> DATA TO USE:

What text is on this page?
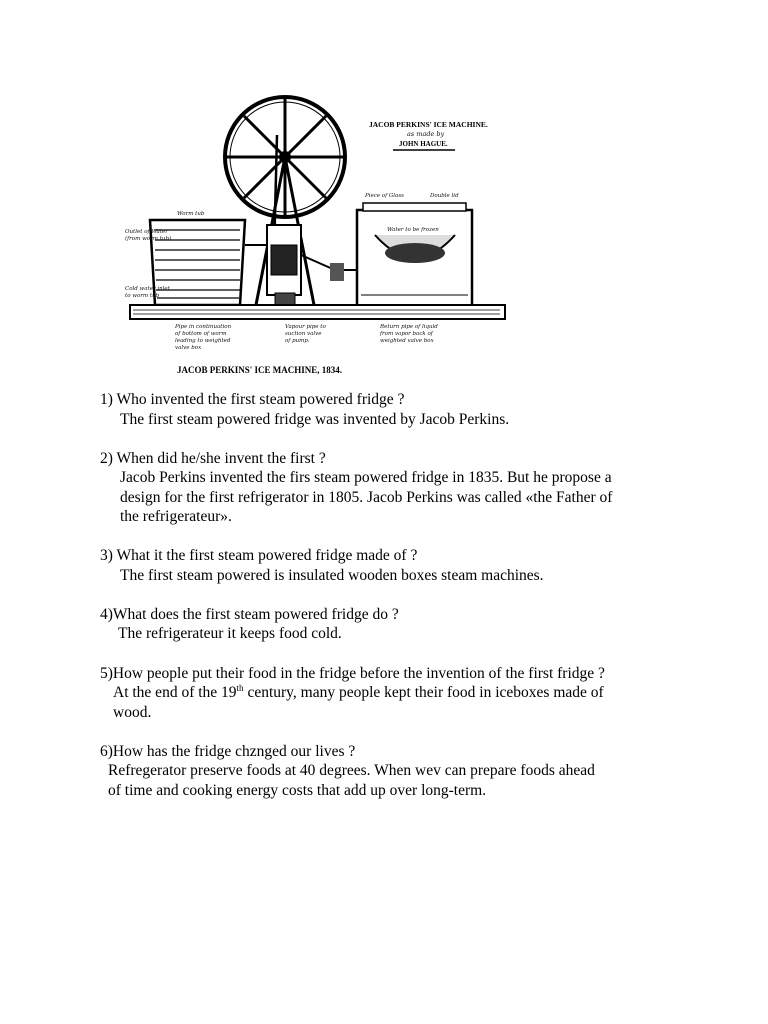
JACOB PERKINS' ICE MACHINE.
as made by
JOHN HAGUE.
Outlet of Water
(from worm tub)
Worm tub
Cold water inlet
to worm tub
Pipe in continuation
of bottom of worm
leading to weighted
valve box
Vapour pipe to
suction valve
of pump.
Return pipe of liquid
from vapor back of
weighted valve box
Piece of Glass	Double lid
Water to be frozen
JACOB PERKINS' ICE MACHINE, 1834.
1) Who invented the first steam powered fridge ?
The first steam powered fridge was invented by Jacob Perkins.
2) When did he/she invent the first ?
Jacob Perkins invented the firs steam powered fridge in 1835. But he propose a
design for the first refrigerator in 1805. Jacob Perkins was called «the Father of
the refrigerateur».
3) What it the first steam powered fridge made of ?
The first steam powered is insulated wooden boxes steam machines.
4)What does the first steam powered fridge do ?
The refrigerateur it keeps food cold.
5)How people put their food in the fridge before the invention of the first fridge ?
At the end of the 19th century, many people kept their food in iceboxes made of
wood.
6)How has the fridge chznged our lives ?
Refregerator preserve foods at 40 degrees. When wev can prepare foods ahead
of time and cooking energy costs that add up over long-term.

> STATED GOAL: Print out the material word for word, omitting the pictures.

> FULL OUTPUT:
What text is on this page?
JACOB PERKINS' ICE MACHINE.
as made by
JOHN HAGUE.
Outlet of Water
(from worm tub)
Worm tub
Cold water inlet
to worm tub
Pipe in continuation
of bottom of worm
leading to weighted
valve box
Vapour pipe to
suction valve
of pump.
Return pipe of liquid
from vapor back of
weighted valve box
Piece of Glass	Double lid
Water to be frozen
JACOB PERKINS' ICE MACHINE, 1834.
1) Who invented the first steam powered fridge ?
The first steam powered fridge was invented by Jacob Perkins.
2) When did he/she invent the first ?
Jacob Perkins invented the firs steam powered fridge in 1835. But he propose a
design for the first refrigerator in 1805. Jacob Perkins was called «the Father of
the refrigerateur».
3) What it the first steam powered fridge made of ?
The first steam powered is insulated wooden boxes steam machines.
4)What does the first steam powered fridge do ?
The refrigerateur it keeps food cold.
5)How people put their food in the fridge before the invention of the first fridge ?
At the end of the 19th century, many people kept their food in iceboxes made of
wood.
6)How has the fridge chznged our lives ?
Refregerator preserve foods at 40 degrees. When wev can prepare foods ahead
of time and cooking energy costs that add up over long-term.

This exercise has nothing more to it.